Task objective: Type the records out again in full, exactly.

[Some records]
--------------------
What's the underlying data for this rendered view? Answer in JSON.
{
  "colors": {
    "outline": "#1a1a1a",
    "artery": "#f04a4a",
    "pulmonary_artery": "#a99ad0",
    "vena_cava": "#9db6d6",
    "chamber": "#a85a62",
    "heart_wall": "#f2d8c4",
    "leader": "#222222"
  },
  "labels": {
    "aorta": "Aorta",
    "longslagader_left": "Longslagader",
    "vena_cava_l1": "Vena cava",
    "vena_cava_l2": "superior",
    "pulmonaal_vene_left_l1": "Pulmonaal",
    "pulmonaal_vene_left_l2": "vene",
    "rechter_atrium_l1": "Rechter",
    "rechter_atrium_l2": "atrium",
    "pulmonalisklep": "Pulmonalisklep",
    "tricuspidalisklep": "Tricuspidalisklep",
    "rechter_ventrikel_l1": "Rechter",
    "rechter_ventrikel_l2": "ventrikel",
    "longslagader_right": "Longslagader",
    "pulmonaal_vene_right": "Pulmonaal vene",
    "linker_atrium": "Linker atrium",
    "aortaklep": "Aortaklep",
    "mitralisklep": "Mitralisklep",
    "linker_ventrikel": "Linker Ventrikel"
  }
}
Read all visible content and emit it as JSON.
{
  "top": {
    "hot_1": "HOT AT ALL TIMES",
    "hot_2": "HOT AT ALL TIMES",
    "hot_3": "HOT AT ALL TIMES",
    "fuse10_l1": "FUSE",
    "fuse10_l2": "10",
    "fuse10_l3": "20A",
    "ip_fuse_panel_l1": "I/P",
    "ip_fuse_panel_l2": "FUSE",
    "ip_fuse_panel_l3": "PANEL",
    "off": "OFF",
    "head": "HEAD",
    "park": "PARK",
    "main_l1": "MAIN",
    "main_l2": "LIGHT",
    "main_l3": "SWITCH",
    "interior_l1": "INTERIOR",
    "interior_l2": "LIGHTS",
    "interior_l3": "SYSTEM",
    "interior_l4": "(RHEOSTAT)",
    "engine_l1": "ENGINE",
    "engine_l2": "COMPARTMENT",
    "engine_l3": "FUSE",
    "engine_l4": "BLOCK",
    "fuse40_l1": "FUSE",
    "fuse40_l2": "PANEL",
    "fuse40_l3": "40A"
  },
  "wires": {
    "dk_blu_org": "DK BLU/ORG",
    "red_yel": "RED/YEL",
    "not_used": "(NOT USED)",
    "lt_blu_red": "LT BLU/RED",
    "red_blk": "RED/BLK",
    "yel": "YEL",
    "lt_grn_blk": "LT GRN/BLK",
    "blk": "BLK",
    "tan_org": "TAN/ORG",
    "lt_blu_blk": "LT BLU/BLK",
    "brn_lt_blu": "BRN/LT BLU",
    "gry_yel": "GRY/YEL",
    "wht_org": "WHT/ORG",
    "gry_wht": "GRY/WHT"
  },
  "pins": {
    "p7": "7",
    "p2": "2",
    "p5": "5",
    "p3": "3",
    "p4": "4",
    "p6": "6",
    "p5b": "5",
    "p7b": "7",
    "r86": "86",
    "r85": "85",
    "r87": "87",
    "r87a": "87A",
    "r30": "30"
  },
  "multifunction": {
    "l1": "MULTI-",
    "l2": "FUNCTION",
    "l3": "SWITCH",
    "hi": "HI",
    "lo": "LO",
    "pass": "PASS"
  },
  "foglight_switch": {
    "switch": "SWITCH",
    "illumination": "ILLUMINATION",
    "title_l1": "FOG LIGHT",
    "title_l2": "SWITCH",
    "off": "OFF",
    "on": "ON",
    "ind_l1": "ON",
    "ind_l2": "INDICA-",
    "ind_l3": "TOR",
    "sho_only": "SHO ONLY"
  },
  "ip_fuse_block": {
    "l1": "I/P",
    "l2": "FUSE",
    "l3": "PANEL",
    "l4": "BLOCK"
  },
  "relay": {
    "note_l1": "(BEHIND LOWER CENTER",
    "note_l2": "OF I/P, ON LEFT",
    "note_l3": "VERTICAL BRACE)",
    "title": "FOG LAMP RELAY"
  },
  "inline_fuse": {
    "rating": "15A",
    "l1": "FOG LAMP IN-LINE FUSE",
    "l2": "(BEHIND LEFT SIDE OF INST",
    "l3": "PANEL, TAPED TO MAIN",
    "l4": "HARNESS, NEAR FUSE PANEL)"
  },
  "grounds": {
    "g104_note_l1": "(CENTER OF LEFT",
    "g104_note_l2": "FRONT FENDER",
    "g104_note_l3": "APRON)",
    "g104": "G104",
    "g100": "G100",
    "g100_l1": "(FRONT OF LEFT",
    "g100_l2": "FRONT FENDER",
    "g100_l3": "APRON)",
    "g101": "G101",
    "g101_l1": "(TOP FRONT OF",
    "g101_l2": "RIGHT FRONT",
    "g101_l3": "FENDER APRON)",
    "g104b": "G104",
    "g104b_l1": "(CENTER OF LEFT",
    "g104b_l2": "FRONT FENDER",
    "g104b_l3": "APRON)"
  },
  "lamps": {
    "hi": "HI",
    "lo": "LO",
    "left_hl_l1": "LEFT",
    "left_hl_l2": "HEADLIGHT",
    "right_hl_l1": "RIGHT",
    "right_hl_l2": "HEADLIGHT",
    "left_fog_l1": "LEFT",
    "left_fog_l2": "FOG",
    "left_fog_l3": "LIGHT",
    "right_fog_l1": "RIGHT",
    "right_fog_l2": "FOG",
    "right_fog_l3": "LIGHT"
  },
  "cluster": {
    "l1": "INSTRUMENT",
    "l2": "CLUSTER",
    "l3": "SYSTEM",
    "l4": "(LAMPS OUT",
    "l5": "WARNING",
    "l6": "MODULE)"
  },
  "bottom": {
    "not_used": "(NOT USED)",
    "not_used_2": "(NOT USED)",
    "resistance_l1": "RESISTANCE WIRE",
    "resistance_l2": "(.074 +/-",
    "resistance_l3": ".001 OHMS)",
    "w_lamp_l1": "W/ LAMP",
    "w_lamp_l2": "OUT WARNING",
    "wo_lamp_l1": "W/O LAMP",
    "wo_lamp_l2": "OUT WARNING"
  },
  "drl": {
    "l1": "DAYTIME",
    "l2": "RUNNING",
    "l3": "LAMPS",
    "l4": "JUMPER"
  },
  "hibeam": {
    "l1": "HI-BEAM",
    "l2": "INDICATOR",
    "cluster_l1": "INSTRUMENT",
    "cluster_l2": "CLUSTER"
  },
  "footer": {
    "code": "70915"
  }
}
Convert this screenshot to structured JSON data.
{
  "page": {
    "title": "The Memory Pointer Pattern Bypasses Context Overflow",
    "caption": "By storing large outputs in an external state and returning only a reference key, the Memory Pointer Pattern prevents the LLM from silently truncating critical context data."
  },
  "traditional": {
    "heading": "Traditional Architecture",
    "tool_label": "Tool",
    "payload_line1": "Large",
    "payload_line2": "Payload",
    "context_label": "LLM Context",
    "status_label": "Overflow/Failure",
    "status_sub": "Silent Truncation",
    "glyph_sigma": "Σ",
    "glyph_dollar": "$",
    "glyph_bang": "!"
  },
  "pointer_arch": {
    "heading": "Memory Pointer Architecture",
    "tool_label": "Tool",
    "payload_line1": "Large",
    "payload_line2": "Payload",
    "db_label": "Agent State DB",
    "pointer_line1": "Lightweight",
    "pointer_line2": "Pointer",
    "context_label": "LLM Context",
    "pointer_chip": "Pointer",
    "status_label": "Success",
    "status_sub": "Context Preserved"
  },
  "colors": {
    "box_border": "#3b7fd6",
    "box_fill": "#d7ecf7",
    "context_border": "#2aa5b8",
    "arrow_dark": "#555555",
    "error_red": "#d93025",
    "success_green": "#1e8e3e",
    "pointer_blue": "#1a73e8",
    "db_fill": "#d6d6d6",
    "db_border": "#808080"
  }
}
--------------------
Written answer:
What's the underlying data for this rendered view? Answer in JSON.
{
  "colors": {
    "outline": "#1a1a1a",
    "artery": "#f04a4a",
    "pulmonary_artery": "#a99ad0",
    "vena_cava": "#9db6d6",
    "chamber": "#a85a62",
    "heart_wall": "#f2d8c4",
    "leader": "#222222"
  },
  "labels": {
    "aorta": "Aorta",
    "longslagader_left": "Longslagader",
    "vena_cava_l1": "Vena cava",
    "vena_cava_l2": "superior",
    "pulmonaal_vene_left_l1": "Pulmonaal",
    "pulmonaal_vene_left_l2": "vene",
    "rechter_atrium_l1": "Rechter",
    "rechter_atrium_l2": "atrium",
    "pulmonalisklep": "Pulmonalisklep",
    "tricuspidalisklep": "Tricuspidalisklep",
    "rechter_ventrikel_l1": "Rechter",
    "rechter_ventrikel_l2": "ventrikel",
    "longslagader_right": "Longslagader",
    "pulmonaal_vene_right": "Pulmonaal vene",
    "linker_atrium": "Linker atrium",
    "aortaklep": "Aortaklep",
    "mitralisklep": "Mitralisklep",
    "linker_ventrikel": "Linker Ventrikel"
  }
}
Read all visible content and emit it as JSON.
{
  "top": {
    "hot_1": "HOT AT ALL TIMES",
    "hot_2": "HOT AT ALL TIMES",
    "hot_3": "HOT AT ALL TIMES",
    "fuse10_l1": "FUSE",
    "fuse10_l2": "10",
    "fuse10_l3": "20A",
    "ip_fuse_panel_l1": "I/P",
    "ip_fuse_panel_l2": "FUSE",
    "ip_fuse_panel_l3": "PANEL",
    "off": "OFF",
    "head": "HEAD",
    "park": "PARK",
    "main_l1": "MAIN",
    "main_l2": "LIGHT",
    "main_l3": "SWITCH",
    "interior_l1": "INTERIOR",
    "interior_l2": "LIGHTS",
    "interior_l3": "SYSTEM",
    "interior_l4": "(RHEOSTAT)",
    "engine_l1": "ENGINE",
    "engine_l2": "COMPARTMENT",
    "engine_l3": "FUSE",
    "engine_l4": "BLOCK",
    "fuse40_l1": "FUSE",
    "fuse40_l2": "PANEL",
    "fuse40_l3": "40A"
  },
  "wires": {
    "dk_blu_org": "DK BLU/ORG",
    "red_yel": "RED/YEL",
    "not_used": "(NOT USED)",
    "lt_blu_red": "LT BLU/RED",
    "red_blk": "RED/BLK",
    "yel": "YEL",
    "lt_grn_blk": "LT GRN/BLK",
    "blk": "BLK",
    "tan_org": "TAN/ORG",
    "lt_blu_blk": "LT BLU/BLK",
    "brn_lt_blu": "BRN/LT BLU",
    "gry_yel": "GRY/YEL",
    "wht_org": "WHT/ORG",
    "gry_wht": "GRY/WHT"
  },
  "pins": {
    "p7": "7",
    "p2": "2",
    "p5": "5",
    "p3": "3",
    "p4": "4",
    "p6": "6",
    "p5b": "5",
    "p7b": "7",
    "r86": "86",
    "r85": "85",
    "r87": "87",
    "r87a": "87A",
    "r30": "30"
  },
  "multifunction": {
    "l1": "MULTI-",
    "l2": "FUNCTION",
    "l3": "SWITCH",
    "hi": "HI",
    "lo": "LO",
    "pass": "PASS"
  },
  "foglight_switch": {
    "switch": "SWITCH",
    "illumination": "ILLUMINATION",
    "title_l1": "FOG LIGHT",
    "title_l2": "SWITCH",
    "off": "OFF",
    "on": "ON",
    "ind_l1": "ON",
    "ind_l2": "INDICA-",
    "ind_l3": "TOR",
    "sho_only": "SHO ONLY"
  },
  "ip_fuse_block": {
    "l1": "I/P",
    "l2": "FUSE",
    "l3": "PANEL",
    "l4": "BLOCK"
  },
  "relay": {
    "note_l1": "(BEHIND LOWER CENTER",
    "note_l2": "OF I/P, ON LEFT",
    "note_l3": "VERTICAL BRACE)",
    "title": "FOG LAMP RELAY"
  },
  "inline_fuse": {
    "rating": "15A",
    "l1": "FOG LAMP IN-LINE FUSE",
    "l2": "(BEHIND LEFT SIDE OF INST",
    "l3": "PANEL, TAPED TO MAIN",
    "l4": "HARNESS, NEAR FUSE PANEL)"
  },
  "grounds": {
    "g104_note_l1": "(CENTER OF LEFT",
    "g104_note_l2": "FRONT FENDER",
    "g104_note_l3": "APRON)",
    "g104": "G104",
    "g100": "G100",
    "g100_l1": "(FRONT OF LEFT",
    "g100_l2": "FRONT FENDER",
    "g100_l3": "APRON)",
    "g101": "G101",
    "g101_l1": "(TOP FRONT OF",
    "g101_l2": "RIGHT FRONT",
    "g101_l3": "FENDER APRON)",
    "g104b": "G104",
    "g104b_l1": "(CENTER OF LEFT",
    "g104b_l2": "FRONT FENDER",
    "g104b_l3": "APRON)"
  },
  "lamps": {
    "hi": "HI",
    "lo": "LO",
    "left_hl_l1": "LEFT",
    "left_hl_l2": "HEADLIGHT",
    "right_hl_l1": "RIGHT",
    "right_hl_l2": "HEADLIGHT",
    "left_fog_l1": "LEFT",
    "left_fog_l2": "FOG",
    "left_fog_l3": "LIGHT",
    "right_fog_l1": "RIGHT",
    "right_fog_l2": "FOG",
    "right_fog_l3": "LIGHT"
  },
  "cluster": {
    "l1": "INSTRUMENT",
    "l2": "CLUSTER",
    "l3": "SYSTEM",
    "l4": "(LAMPS OUT",
    "l5": "WARNING",
    "l6": "MODULE)"
  },
  "bottom": {
    "not_used": "(NOT USED)",
    "not_used_2": "(NOT USED)",
    "resistance_l1": "RESISTANCE WIRE",
    "resistance_l2": "(.074 +/-",
    "resistance_l3": ".001 OHMS)",
    "w_lamp_l1": "W/ LAMP",
    "w_lamp_l2": "OUT WARNING",
    "wo_lamp_l1": "W/O LAMP",
    "wo_lamp_l2": "OUT WARNING"
  },
  "drl": {
    "l1": "DAYTIME",
    "l2": "RUNNING",
    "l3": "LAMPS",
    "l4": "JUMPER"
  },
  "hibeam": {
    "l1": "HI-BEAM",
    "l2": "INDICATOR",
    "cluster_l1": "INSTRUMENT",
    "cluster_l2": "CLUSTER"
  },
  "footer": {
    "code": "70915"
  }
}
Convert this screenshot to structured JSON data.
{
  "page": {
    "title": "The Memory Pointer Pattern Bypasses Context Overflow",
    "caption": "By storing large outputs in an external state and returning only a reference key, the Memory Pointer Pattern prevents the LLM from silently truncating critical context data."
  },
  "traditional": {
    "heading": "Traditional Architecture",
    "tool_label": "Tool",
    "payload_line1": "Large",
    "payload_line2": "Payload",
    "context_label": "LLM Context",
    "status_label": "Overflow/Failure",
    "status_sub": "Silent Truncation",
    "glyph_sigma": "Σ",
    "glyph_dollar": "$",
    "glyph_bang": "!"
  },
  "pointer_arch": {
    "heading": "Memory Pointer Architecture",
    "tool_label": "Tool",
    "payload_line1": "Large",
    "payload_line2": "Payload",
    "db_label": "Agent State DB",
    "pointer_line1": "Lightweight",
    "pointer_line2": "Pointer",
    "context_label": "LLM Context",
    "pointer_chip": "Pointer",
    "status_label": "Success",
    "status_sub": "Context Preserved"
  },
  "colors": {
    "box_border": "#3b7fd6",
    "box_fill": "#d7ecf7",
    "context_border": "#2aa5b8",
    "arrow_dark": "#555555",
    "error_red": "#d93025",
    "success_green": "#1e8e3e",
    "pointer_blue": "#1a73e8",
    "db_fill": "#d6d6d6",
    "db_border": "#808080"
  }
}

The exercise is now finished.